• **GIVEN INSTRUCTION A**:
According to the essay on politics and our beliefs, what can protect us against our emotional selves?

====== DOCUMENT ======

Politics is Often an Irrational Animal: The Impact of Our Beliefs

Since this contentious and controversial political election year, politics is on the minds of many. It would stand to reason, that we…

Since this contentious and controversial political election year, politics is on the minds of many. It would stand to reason, that we should rationally examine — this oft too often — irrational endeavor. Even thinking about our beliefs about politics can be irrational. As non-scientific observers (and even professionals) we may jump to general conclusions on the basis of only a few observations or even based on emotion of unconscious prejudices or bias. Science can protect us against our emotional selves. Based on our own “naked” observations we often make mistakes. Whereas people often observe inaccurately — -science tries to avoid such errors by making observations in a more careful and deliberate way. So it may be worth examining to review what psychological science has to say about how we think and behave politically, what underlies our political behavior as well as the impact of these beliefs.

====== RECORDS ======

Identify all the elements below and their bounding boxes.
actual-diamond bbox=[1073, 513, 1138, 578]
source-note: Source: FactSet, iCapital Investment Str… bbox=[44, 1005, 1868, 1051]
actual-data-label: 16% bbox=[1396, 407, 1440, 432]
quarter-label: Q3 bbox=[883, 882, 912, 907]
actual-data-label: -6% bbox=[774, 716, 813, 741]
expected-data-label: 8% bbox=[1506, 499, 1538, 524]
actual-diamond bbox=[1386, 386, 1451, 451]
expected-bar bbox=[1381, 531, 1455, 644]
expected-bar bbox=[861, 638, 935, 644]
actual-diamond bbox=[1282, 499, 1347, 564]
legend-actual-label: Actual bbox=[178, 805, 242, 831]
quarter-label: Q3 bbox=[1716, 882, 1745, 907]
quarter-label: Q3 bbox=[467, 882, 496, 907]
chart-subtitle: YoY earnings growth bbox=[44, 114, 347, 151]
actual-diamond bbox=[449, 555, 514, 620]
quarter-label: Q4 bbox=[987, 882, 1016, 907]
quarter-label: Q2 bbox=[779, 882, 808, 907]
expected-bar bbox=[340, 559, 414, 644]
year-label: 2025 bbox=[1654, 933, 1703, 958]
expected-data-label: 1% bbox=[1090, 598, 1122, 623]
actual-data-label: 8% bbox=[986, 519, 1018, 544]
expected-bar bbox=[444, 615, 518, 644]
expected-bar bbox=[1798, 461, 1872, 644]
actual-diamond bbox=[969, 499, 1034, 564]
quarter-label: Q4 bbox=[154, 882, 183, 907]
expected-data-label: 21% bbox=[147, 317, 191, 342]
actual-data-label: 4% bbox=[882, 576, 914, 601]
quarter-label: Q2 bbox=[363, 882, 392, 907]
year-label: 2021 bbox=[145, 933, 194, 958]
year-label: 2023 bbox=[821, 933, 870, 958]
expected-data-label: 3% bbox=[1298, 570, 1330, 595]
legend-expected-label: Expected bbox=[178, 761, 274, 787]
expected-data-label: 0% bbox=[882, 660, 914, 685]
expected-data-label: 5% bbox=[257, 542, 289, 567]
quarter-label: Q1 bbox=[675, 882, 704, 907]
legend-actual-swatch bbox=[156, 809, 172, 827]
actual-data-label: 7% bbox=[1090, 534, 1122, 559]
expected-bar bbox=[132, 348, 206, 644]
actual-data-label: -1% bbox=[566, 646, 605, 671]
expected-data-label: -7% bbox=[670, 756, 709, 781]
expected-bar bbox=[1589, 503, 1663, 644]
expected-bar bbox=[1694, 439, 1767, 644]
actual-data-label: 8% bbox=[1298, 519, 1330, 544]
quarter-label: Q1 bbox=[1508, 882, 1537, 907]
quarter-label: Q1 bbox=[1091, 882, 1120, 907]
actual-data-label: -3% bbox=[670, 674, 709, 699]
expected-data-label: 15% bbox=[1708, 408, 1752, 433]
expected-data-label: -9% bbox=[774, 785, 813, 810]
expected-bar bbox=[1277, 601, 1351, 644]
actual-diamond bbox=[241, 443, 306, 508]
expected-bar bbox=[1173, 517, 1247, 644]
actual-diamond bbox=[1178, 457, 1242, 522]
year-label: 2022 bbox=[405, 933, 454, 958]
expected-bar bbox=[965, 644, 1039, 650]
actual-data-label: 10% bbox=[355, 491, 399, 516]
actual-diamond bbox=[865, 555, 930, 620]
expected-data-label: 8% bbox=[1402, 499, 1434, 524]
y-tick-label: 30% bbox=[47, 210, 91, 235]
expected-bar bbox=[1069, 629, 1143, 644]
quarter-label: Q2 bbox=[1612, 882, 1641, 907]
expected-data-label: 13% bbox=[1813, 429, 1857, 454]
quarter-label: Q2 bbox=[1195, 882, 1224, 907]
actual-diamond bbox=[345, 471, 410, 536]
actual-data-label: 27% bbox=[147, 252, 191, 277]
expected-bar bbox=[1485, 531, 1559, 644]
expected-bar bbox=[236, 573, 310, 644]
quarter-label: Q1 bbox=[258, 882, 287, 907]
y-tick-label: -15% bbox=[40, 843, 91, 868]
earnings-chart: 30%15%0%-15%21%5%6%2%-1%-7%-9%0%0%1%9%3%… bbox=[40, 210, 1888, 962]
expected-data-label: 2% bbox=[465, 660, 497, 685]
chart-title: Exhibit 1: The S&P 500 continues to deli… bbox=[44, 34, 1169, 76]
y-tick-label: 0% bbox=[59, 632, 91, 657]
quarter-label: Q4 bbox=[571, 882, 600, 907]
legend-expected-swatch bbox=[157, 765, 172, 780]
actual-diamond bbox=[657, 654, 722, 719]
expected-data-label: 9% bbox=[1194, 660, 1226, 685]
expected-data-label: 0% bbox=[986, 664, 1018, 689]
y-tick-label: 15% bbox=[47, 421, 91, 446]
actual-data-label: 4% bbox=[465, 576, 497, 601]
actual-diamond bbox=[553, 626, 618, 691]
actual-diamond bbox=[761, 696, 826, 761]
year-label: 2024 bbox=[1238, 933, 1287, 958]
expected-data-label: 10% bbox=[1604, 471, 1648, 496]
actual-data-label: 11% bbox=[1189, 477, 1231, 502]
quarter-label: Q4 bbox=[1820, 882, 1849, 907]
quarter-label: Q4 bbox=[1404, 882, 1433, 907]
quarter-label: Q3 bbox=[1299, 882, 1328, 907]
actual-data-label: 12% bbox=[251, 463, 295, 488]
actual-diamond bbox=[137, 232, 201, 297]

======

• **GIVEN INSTRUCTION B**:
Format the listing as a Markdown table with columns Number and Record line, starting at the beginning of the listing and continuing through the line containing "year-label: 2025 bbox=[1654, 933, 1703, 958]".

• **FINAL ANSWER A**:
Science

• **FINAL ANSWER B**:
| Number | Record line |
|---|---|
| 1 | Identify all the elements below and their bounding boxes. |
| 2 | actual-diamond bbox=[1073, 513, 1138, 578] |
| 3 | source-note: Source: FactSet, iCapital Investment Str… bbox=[44, 1005, 1868, 1051] |
| 4 | actual-data-label: 16% bbox=[1396, 407, 1440, 432] |
| 5 | quarter-label: Q3 bbox=[883, 882, 912, 907] |
| 6 | actual-data-label: -6% bbox=[774, 716, 813, 741] |
| 7 | expected-data-label: 8% bbox=[1506, 499, 1538, 524] |
| 8 | actual-diamond bbox=[1386, 386, 1451, 451] |
| 9 | expected-bar bbox=[1381, 531, 1455, 644] |
| 10 | expected-bar bbox=[861, 638, 935, 644] |
| 11 | actual-diamond bbox=[1282, 499, 1347, 564] |
| 12 | legend-actual-label: Actual bbox=[178, 805, 242, 831] |
| 13 | quarter-label: Q3 bbox=[1716, 882, 1745, 907] |
| 14 | quarter-label: Q3 bbox=[467, 882, 496, 907] |
| 15 | chart-subtitle: YoY earnings growth bbox=[44, 114, 347, 151] |
| 16 | actual-diamond bbox=[449, 555, 514, 620] |
| 17 | quarter-label: Q4 bbox=[987, 882, 1016, 907] |
| 18 | quarter-label: Q2 bbox=[779, 882, 808, 907] |
| 19 | expected-bar bbox=[340, 559, 414, 644] |
| 20 | year-label: 2025 bbox=[1654, 933, 1703, 958] |